== Given instruction ==
Identify the lines that include the word "этом", then copy all of them.

A block of data:
--------

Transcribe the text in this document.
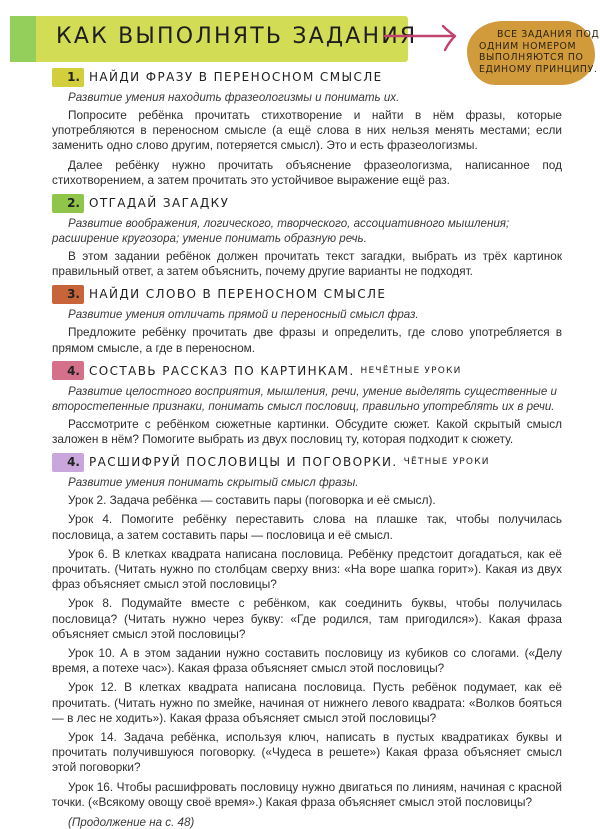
КАК ВЫПОЛНЯТЬ ЗАДАНИЯ	ВСЕ ЗАДАНИЯ ПОД
ОДНИМ НОМЕРОМ
ВЫПОЛНЯЮТСЯ ПО
ЕДИНОМУ ПРИНЦИПУ.
1. НАЙДИ ФРАЗУ В ПЕРЕНОСНОМ СМЫСЛЕ
Развитие умения находить фразеологизмы и понимать их.

Попросите ребёнка прочитать стихотворение и найти в нём фразы, которые употребляются в переносном смысле (а ещё слова в них нельзя менять местами; если заменить одно слово другим, потеряется смысл). Это и есть фразеологизмы.

Далее ребёнку нужно прочитать объяснение фразеологизма, написанное под стихотворением, а затем прочитать это устойчивое выражение ещё раз.

2. ОТГАДАЙ ЗАГАДКУ
Развитие воображения, логического, творческого, ассоциативного мышления; расширение кругозора; умение понимать образную речь.

В этом задании ребёнок должен прочитать текст загадки, выбрать из трёх картинок правильный ответ, а затем объяснить, почему другие варианты не подходят.

3. НАЙДИ СЛОВО В ПЕРЕНОСНОМ СМЫСЛЕ
Развитие умения отличать прямой и переносный смысл фраз.

Предложите ребёнку прочитать две фразы и определить, где слово употребляется в прямом смысле, а где в переносном.

4. СОСТАВЬ РАССКАЗ ПО КАРТИНКАМ. НЕЧЁТНЫЕ УРОКИ
Развитие целостного восприятия, мышления, речи, умение выделять существенные и второстепенные признаки, понимать смысл пословиц, правильно употреблять их в речи.

Рассмотрите с ребёнком сюжетные картинки. Обсудите сюжет. Какой скрытый смысл заложен в нём? Помогите выбрать из двух пословиц ту, которая подходит к сюжету.

4. РАСШИФРУЙ ПОСЛОВИЦЫ И ПОГОВОРКИ. ЧЁТНЫЕ УРОКИ
Развитие умения понимать скрытый смысл фразы.

Урок 2. Задача ребёнка — составить пары (поговорка и её смысл).

Урок 4. Помогите ребёнку переставить слова на плашке так, чтобы получилась пословица, а затем составить пары — пословица и её смысл.

Урок 6. В клетках квадрата написана пословица. Ребёнку предстоит догадаться, как её прочитать. (Читать нужно по столбцам сверху вниз: «На воре шапка горит»). Какая из двух фраз объясняет смысл этой пословицы?

Урок 8. Подумайте вместе с ребёнком, как соединить буквы, чтобы получилась пословица? (Читать нужно через букву: «Где родился, там пригодился»). Какая фраза объясняет смысл этой пословицы?

Урок 10. А в этом задании нужно составить пословицу из кубиков со слогами. («Делу время, а потехе час»). Какая фраза объясняет смысл этой пословицы?

Урок 12. В клетках квадрата написана пословица. Пусть ребёнок подумает, как её прочитать. (Читать нужно по змейке, начиная от нижнего левого квадрата: «Волков бояться — в лес не ходить»). Какая фраза объясняет смысл этой пословицы?

Урок 14. Задача ребёнка, используя ключ, написать в пустых квадратиках буквы и прочитать получившуюся поговорку. («Чудеса в решете») Какая фраза объясняет смысл этой поговорки?

Урок 16. Чтобы расшифровать пословицу нужно двигаться по линиям, начиная с красной точки. («Всякому овощу своё время».) Какая фраза объясняет смысл этой пословицы?

(Продолжение на с. 48)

--------

== Output for this task ==
В этом задании ребёнок должен прочитать текст загадки, выбрать из трёх картинок правильный ответ, а затем объяснить, почему другие варианты не подходят.
Урок 10. А в этом задании нужно составить пословицу из кубиков со слогами. («Делу время, а потехе час»). Какая фраза объясняет смысл этой пословицы?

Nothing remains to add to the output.